=== STATED GOAL ===
Work through the records below and tally every line containing "Complex". Reply with the total alone.

Figure record listings:
········

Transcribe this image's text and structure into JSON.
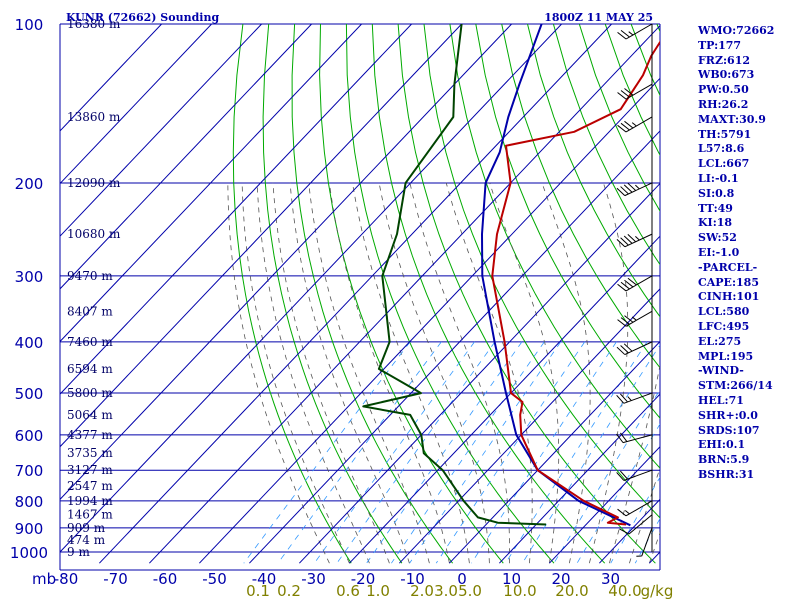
{
  "title_left": "KUNR (72662) Sounding",
  "title_right": "1800Z 11 MAY 25",
  "colors": {
    "grid": "#0000aa",
    "temperature": "#bb0000",
    "dewpoint": "#004400",
    "parcel": "#0000aa",
    "dry_adiabat": "#00aa00",
    "moist_adiabat": "#555555",
    "mixing_ratio": "#3399ff",
    "wind": "#000000",
    "mixing_label": "#808000"
  },
  "chart_data": {
    "type": "skew-t",
    "pressure_levels": [
      100,
      200,
      300,
      400,
      500,
      600,
      700,
      800,
      900,
      1000
    ],
    "pressure_unit": "mb",
    "temperature_ticks": [
      -80,
      -70,
      -60,
      -50,
      -40,
      -30,
      -20,
      -10,
      0,
      10,
      20,
      30
    ],
    "height_labels": [
      {
        "p": 100,
        "label": "16380 m"
      },
      {
        "p": 150,
        "label": "13860 m"
      },
      {
        "p": 200,
        "label": "12090 m"
      },
      {
        "p": 250,
        "label": "10680 m"
      },
      {
        "p": 300,
        "label": "9470 m"
      },
      {
        "p": 350,
        "label": "8407 m"
      },
      {
        "p": 400,
        "label": "7460 m"
      },
      {
        "p": 450,
        "label": "6594 m"
      },
      {
        "p": 500,
        "label": "5800 m"
      },
      {
        "p": 550,
        "label": "5064 m"
      },
      {
        "p": 600,
        "label": "4377 m"
      },
      {
        "p": 650,
        "label": "3735 m"
      },
      {
        "p": 700,
        "label": "3127 m"
      },
      {
        "p": 750,
        "label": "2547 m"
      },
      {
        "p": 800,
        "label": "1994 m"
      },
      {
        "p": 850,
        "label": "1467 m"
      },
      {
        "p": 900,
        "label": "909 m"
      },
      {
        "p": 950,
        "label": "474 m"
      },
      {
        "p": 1000,
        "label": "9 m"
      }
    ],
    "mixing_ratio_labels": [
      "0.1",
      "0.2",
      "0.6",
      "1.0",
      "2.0",
      "3.0",
      "5.0",
      "10.0",
      "20.0",
      "40.0",
      "g/kg"
    ],
    "temperature": [
      {
        "p": 887,
        "t": 28
      },
      {
        "p": 880,
        "t": 24
      },
      {
        "p": 860,
        "t": 25
      },
      {
        "p": 800,
        "t": 15
      },
      {
        "p": 700,
        "t": 0
      },
      {
        "p": 600,
        "t": -10
      },
      {
        "p": 550,
        "t": -14
      },
      {
        "p": 520,
        "t": -16
      },
      {
        "p": 500,
        "t": -20
      },
      {
        "p": 400,
        "t": -31
      },
      {
        "p": 300,
        "t": -46
      },
      {
        "p": 250,
        "t": -53
      },
      {
        "p": 200,
        "t": -60
      },
      {
        "p": 170,
        "t": -68
      },
      {
        "p": 160,
        "t": -57
      },
      {
        "p": 145,
        "t": -52
      },
      {
        "p": 125,
        "t": -54
      },
      {
        "p": 115,
        "t": -56
      },
      {
        "p": 100,
        "t": -58
      }
    ],
    "dewpoint": [
      {
        "p": 887,
        "t": 12
      },
      {
        "p": 880,
        "t": 2
      },
      {
        "p": 860,
        "t": -3
      },
      {
        "p": 800,
        "t": -9
      },
      {
        "p": 700,
        "t": -19
      },
      {
        "p": 650,
        "t": -26
      },
      {
        "p": 600,
        "t": -30
      },
      {
        "p": 550,
        "t": -36
      },
      {
        "p": 530,
        "t": -47
      },
      {
        "p": 500,
        "t": -38
      },
      {
        "p": 450,
        "t": -51
      },
      {
        "p": 400,
        "t": -54
      },
      {
        "p": 300,
        "t": -68
      },
      {
        "p": 250,
        "t": -73
      },
      {
        "p": 200,
        "t": -81
      },
      {
        "p": 150,
        "t": -84
      },
      {
        "p": 130,
        "t": -90
      },
      {
        "p": 100,
        "t": -100
      }
    ],
    "parcel": [
      {
        "p": 890,
        "t": 29
      },
      {
        "p": 800,
        "t": 14
      },
      {
        "p": 700,
        "t": 0
      },
      {
        "p": 600,
        "t": -11
      },
      {
        "p": 500,
        "t": -21
      },
      {
        "p": 400,
        "t": -33
      },
      {
        "p": 300,
        "t": -48
      },
      {
        "p": 250,
        "t": -56
      },
      {
        "p": 200,
        "t": -65
      },
      {
        "p": 175,
        "t": -68
      },
      {
        "p": 150,
        "t": -73
      },
      {
        "p": 130,
        "t": -77
      },
      {
        "p": 100,
        "t": -84
      }
    ],
    "wind_barbs": [
      {
        "p": 100,
        "dir": 240,
        "spd": 25
      },
      {
        "p": 130,
        "dir": 240,
        "spd": 30
      },
      {
        "p": 150,
        "dir": 240,
        "spd": 35
      },
      {
        "p": 200,
        "dir": 245,
        "spd": 45
      },
      {
        "p": 250,
        "dir": 245,
        "spd": 45
      },
      {
        "p": 300,
        "dir": 240,
        "spd": 40
      },
      {
        "p": 350,
        "dir": 240,
        "spd": 35
      },
      {
        "p": 400,
        "dir": 245,
        "spd": 30
      },
      {
        "p": 500,
        "dir": 250,
        "spd": 25
      },
      {
        "p": 600,
        "dir": 255,
        "spd": 20
      },
      {
        "p": 700,
        "dir": 250,
        "spd": 20
      },
      {
        "p": 800,
        "dir": 240,
        "spd": 15
      },
      {
        "p": 850,
        "dir": 230,
        "spd": 10
      },
      {
        "p": 900,
        "dir": 200,
        "spd": 5
      }
    ]
  },
  "indices": [
    "WMO:72662",
    "TP:177",
    "FRZ:612",
    "WB0:673",
    "PW:0.50",
    "RH:26.2",
    "MAXT:30.9",
    "TH:5791",
    "L57:8.6",
    "LCL:667",
    "LI:-0.1",
    "SI:0.8",
    "TT:49",
    "KI:18",
    "SW:52",
    "EI:-1.0",
    "-PARCEL-",
    "CAPE:185",
    "CINH:101",
    "LCL:580",
    "LFC:495",
    "EL:275",
    "MPL:195",
    "-WIND-",
    "STM:266/14",
    "HEL:71",
    "SHR+:0.0",
    "SRDS:107",
    "EHI:0.1",
    "BRN:5.9",
    "BSHR:31"
  ]
}
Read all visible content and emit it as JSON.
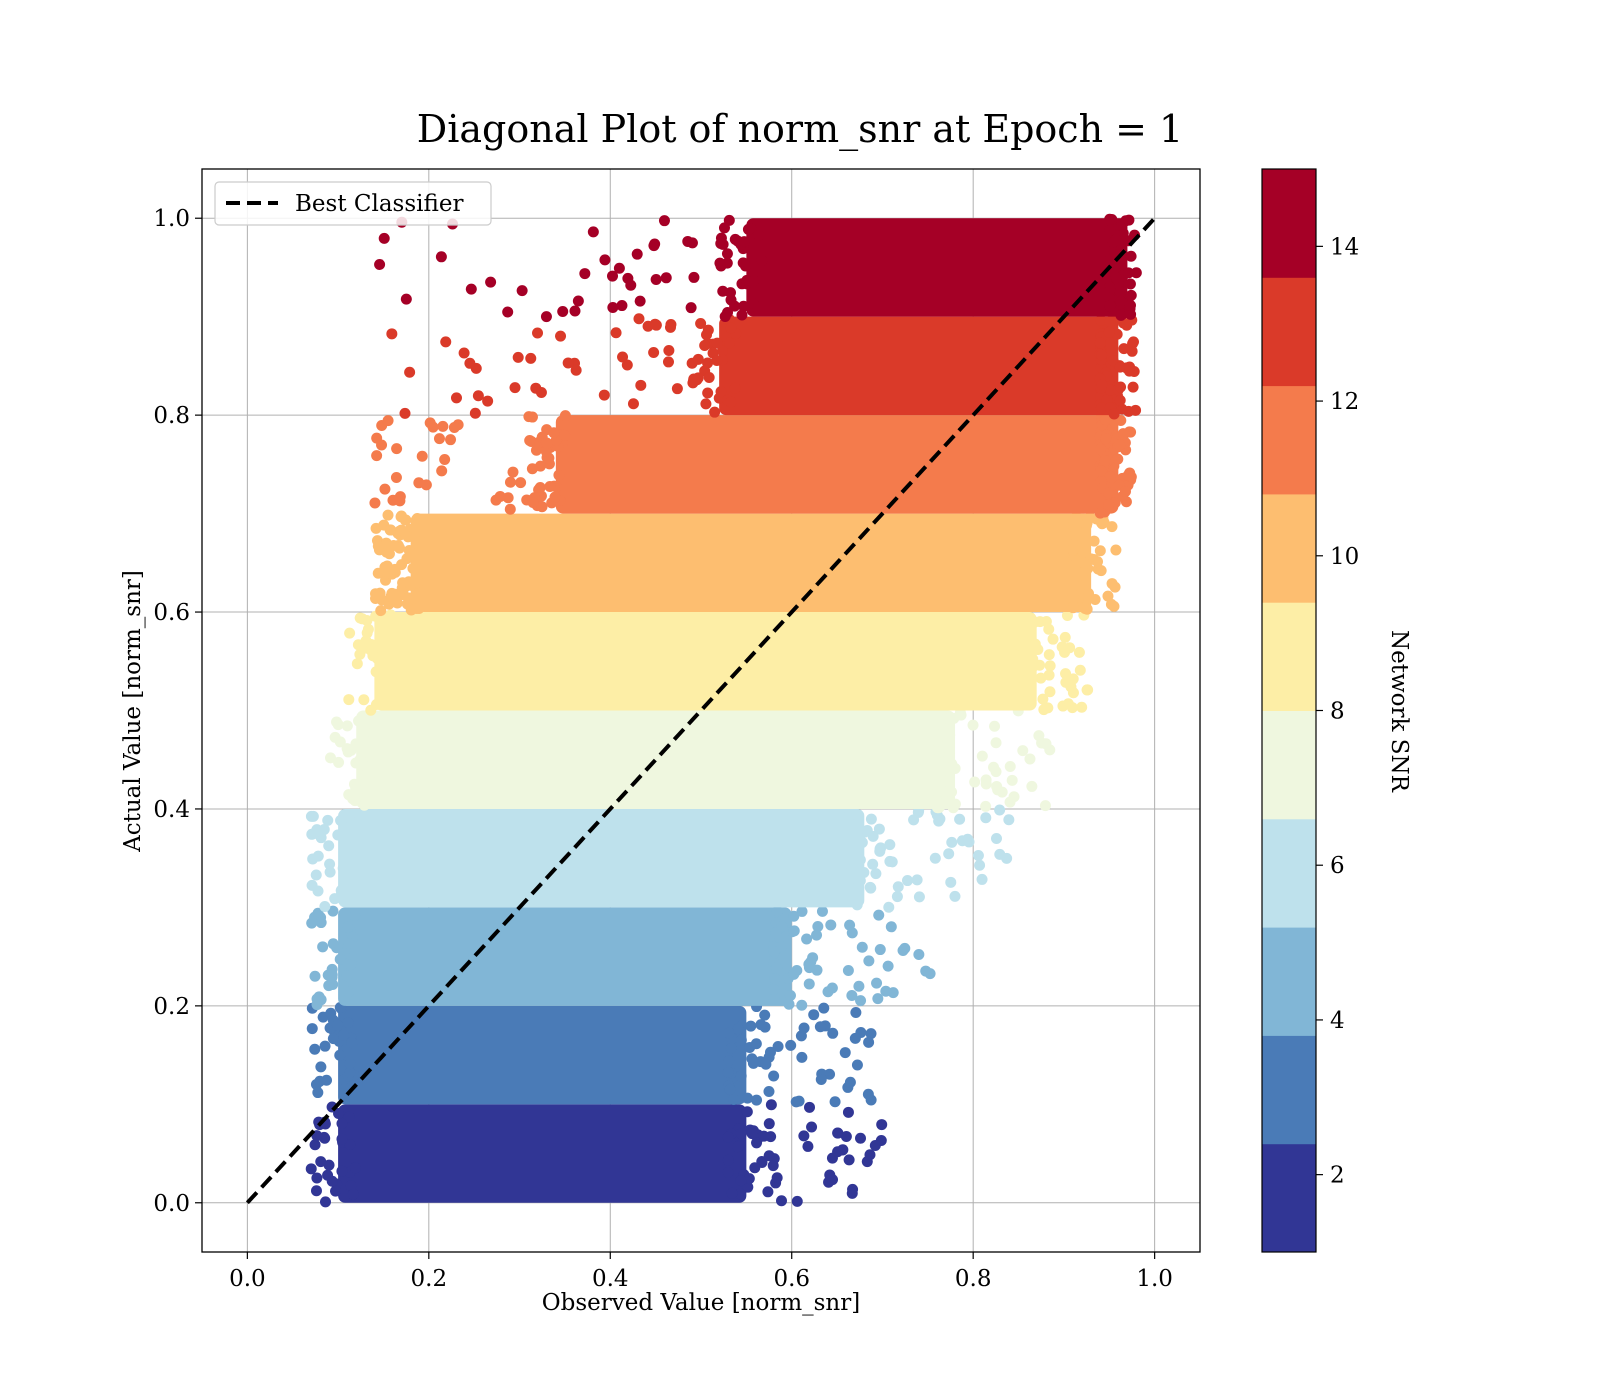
{
  "chart_data": {
    "type": "scatter",
    "title": "Diagonal Plot of norm_snr at Epoch = 1",
    "xlabel": "Observed Value [norm_snr]",
    "ylabel": "Actual Value [norm_snr]",
    "xlim": [
      -0.05,
      1.05
    ],
    "ylim": [
      -0.05,
      1.05
    ],
    "xticks": [
      0.0,
      0.2,
      0.4,
      0.6,
      0.8,
      1.0
    ],
    "xtick_labels": [
      "0.0",
      "0.2",
      "0.4",
      "0.6",
      "0.8",
      "1.0"
    ],
    "yticks": [
      0.0,
      0.2,
      0.4,
      0.6,
      0.8,
      1.0
    ],
    "ytick_labels": [
      "0.0",
      "0.2",
      "0.4",
      "0.6",
      "0.8",
      "1.0"
    ],
    "grid": true,
    "legend": {
      "placement": "upper-left",
      "entries": [
        {
          "label": "Best Classifier",
          "style": "dashed",
          "color": "#000000"
        }
      ]
    },
    "reference_line": {
      "name": "Best Classifier",
      "x": [
        0.0,
        1.0
      ],
      "y": [
        0.0,
        1.0
      ],
      "style": "dashed",
      "color": "#000000"
    },
    "bands": [
      {
        "snr_level": 2,
        "color": "#313695",
        "y_range": [
          0.0,
          0.1
        ],
        "dense_x_range": [
          0.1,
          0.55
        ],
        "spread_x_max": 0.7
      },
      {
        "snr_level": 3,
        "color": "#4a7bb7",
        "y_range": [
          0.1,
          0.2
        ],
        "dense_x_range": [
          0.1,
          0.55
        ],
        "spread_x_max": 0.69
      },
      {
        "snr_level": 4,
        "color": "#81b6d6",
        "y_range": [
          0.2,
          0.3
        ],
        "dense_x_range": [
          0.1,
          0.6
        ],
        "spread_x_max": 0.76
      },
      {
        "snr_level": 6,
        "color": "#bee1ec",
        "y_range": [
          0.3,
          0.4
        ],
        "dense_x_range": [
          0.1,
          0.68
        ],
        "spread_x_max": 0.84
      },
      {
        "snr_level": 7,
        "color": "#eff7df",
        "y_range": [
          0.4,
          0.5
        ],
        "dense_x_range": [
          0.12,
          0.78
        ],
        "spread_x_max": 0.9
      },
      {
        "snr_level": 8,
        "color": "#fdeea6",
        "y_range": [
          0.5,
          0.6
        ],
        "dense_x_range": [
          0.14,
          0.87
        ],
        "spread_x_max": 0.93
      },
      {
        "snr_level": 10,
        "color": "#fdbe70",
        "y_range": [
          0.6,
          0.7
        ],
        "dense_x_range": [
          0.18,
          0.93
        ],
        "spread_x_max": 0.96
      },
      {
        "snr_level": 11,
        "color": "#f47b4c",
        "y_range": [
          0.7,
          0.8
        ],
        "dense_x_range": [
          0.34,
          0.96
        ],
        "spread_x_max": 0.98
      },
      {
        "snr_level": 13,
        "color": "#da3a29",
        "y_range": [
          0.8,
          0.9
        ],
        "dense_x_range": [
          0.52,
          0.96
        ],
        "spread_x_max": 0.98
      },
      {
        "snr_level": 14,
        "color": "#a50026",
        "y_range": [
          0.9,
          1.0
        ],
        "dense_x_range": [
          0.55,
          0.97
        ],
        "spread_x_max": 0.98
      }
    ],
    "colorbar": {
      "label": "Network SNR",
      "range": [
        1,
        15
      ],
      "ticks": [
        2,
        4,
        6,
        8,
        10,
        12,
        14
      ],
      "tick_labels": [
        "2",
        "4",
        "6",
        "8",
        "10",
        "12",
        "14"
      ],
      "colors": [
        "#313695",
        "#4a7bb7",
        "#81b6d6",
        "#bee1ec",
        "#eff7df",
        "#fdeea6",
        "#fdbe70",
        "#f47b4c",
        "#da3a29",
        "#a50026"
      ]
    }
  }
}
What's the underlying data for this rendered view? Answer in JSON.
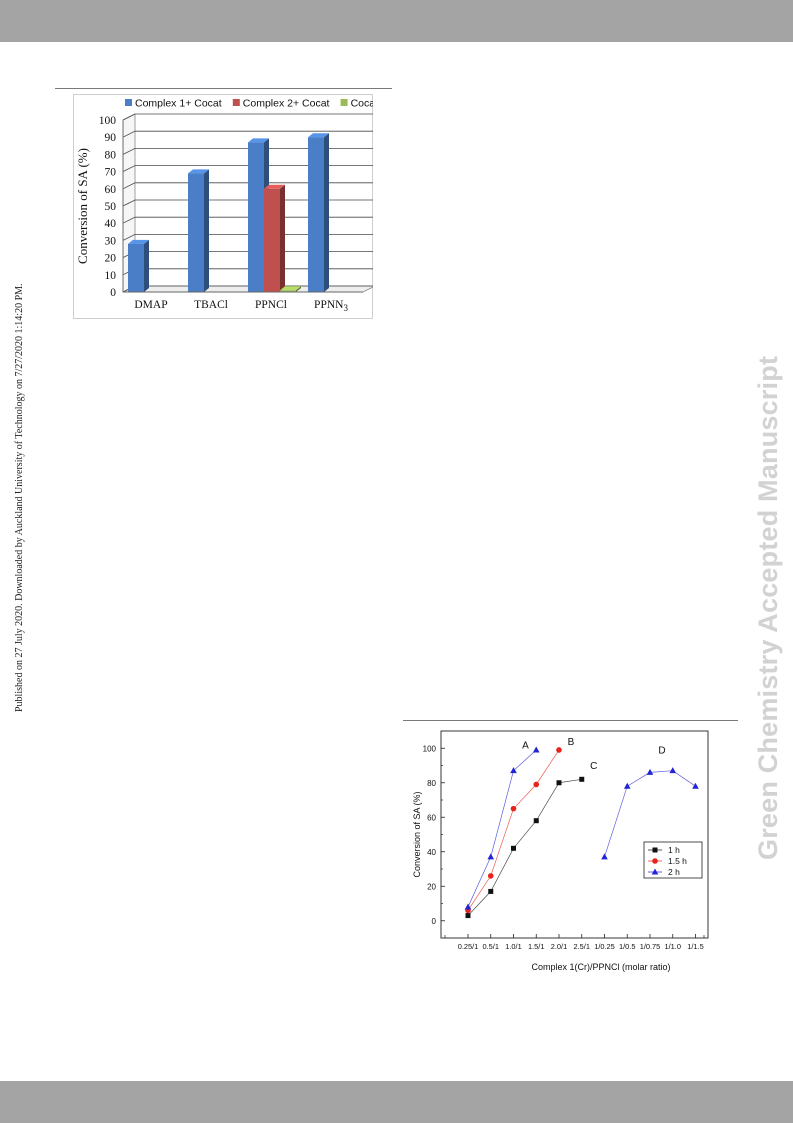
{
  "sidebar_text": "Published on 27 July 2020. Downloaded by Auckland University of Technology on 7/27/2020 1:14:20 PM.",
  "watermark_text": "Green Chemistry Accepted Manuscript",
  "chart_data": [
    {
      "type": "bar",
      "title": "",
      "xlabel": "",
      "ylabel": "Conversion of SA (%)",
      "ylim": [
        0,
        100
      ],
      "yticks": [
        "0",
        "10",
        "20",
        "30",
        "40",
        "50",
        "60",
        "70",
        "80",
        "90",
        "100"
      ],
      "grid": true,
      "legend_position": "top",
      "categories": [
        "DMAP",
        "TBACl",
        "PPNCl",
        "PPNN"
      ],
      "category_subscripts": [
        "",
        "",
        "",
        "3"
      ],
      "series": [
        {
          "name": "Complex 1+ Cocat",
          "color": "#4a7ec6",
          "values": [
            28,
            69,
            87,
            90
          ]
        },
        {
          "name": "Complex 2+ Cocat",
          "color": "#c0504d",
          "values": [
            0,
            0,
            60,
            0
          ]
        },
        {
          "name": "Cocat",
          "color": "#9bbb59",
          "values": [
            0,
            0,
            1,
            0
          ]
        }
      ]
    },
    {
      "type": "scatter",
      "title": "",
      "xlabel": "Complex 1(Cr)/PPNCl (molar ratio)",
      "ylabel": "Conversion of SA (%)",
      "ylim": [
        -10,
        110
      ],
      "yticks": [
        "0",
        "20",
        "40",
        "60",
        "80",
        "100"
      ],
      "x_categories": [
        "0.25/1",
        "0.5/1",
        "1.0/1",
        "1.5/1",
        "2.0/1",
        "2.5/1",
        "1/0.25",
        "1/0.5",
        "1/0.75",
        "1/1.0",
        "1/1.5"
      ],
      "legend_position": "right",
      "series": [
        {
          "name": "1 h",
          "color": "#111111",
          "marker": "square",
          "points": [
            [
              "0.25/1",
              3
            ],
            [
              "0.5/1",
              17
            ],
            [
              "1.0/1",
              42
            ],
            [
              "1.5/1",
              58
            ],
            [
              "2.0/1",
              80
            ],
            [
              "2.5/1",
              82
            ]
          ]
        },
        {
          "name": "1.5 h",
          "color": "#e8231c",
          "marker": "circle",
          "points": [
            [
              "0.25/1",
              6
            ],
            [
              "0.5/1",
              26
            ],
            [
              "1.0/1",
              65
            ],
            [
              "1.5/1",
              79
            ],
            [
              "2.0/1",
              99
            ]
          ]
        },
        {
          "name": "2 h",
          "color": "#2323d8",
          "marker": "triangle",
          "points": [
            [
              "0.25/1",
              8
            ],
            [
              "0.5/1",
              37
            ],
            [
              "1.0/1",
              87
            ],
            [
              "1.5/1",
              99
            ]
          ]
        },
        {
          "name": "",
          "color": "#2323d8",
          "marker": "triangle",
          "points": [
            [
              "1/0.25",
              37
            ],
            [
              "1/0.5",
              78
            ],
            [
              "1/0.75",
              86
            ],
            [
              "1/1.0",
              87
            ],
            [
              "1/1.5",
              78
            ]
          ]
        }
      ],
      "annotations": [
        {
          "text": "A",
          "x": "1.0/1",
          "y": 100
        },
        {
          "text": "B",
          "x": "2.0/1",
          "y": 102
        },
        {
          "text": "C",
          "x": "2.5/1",
          "y": 88
        },
        {
          "text": "D",
          "x": "1/0.75",
          "y": 97
        }
      ]
    }
  ]
}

········

=== EXERCISE OUTPUT ===
3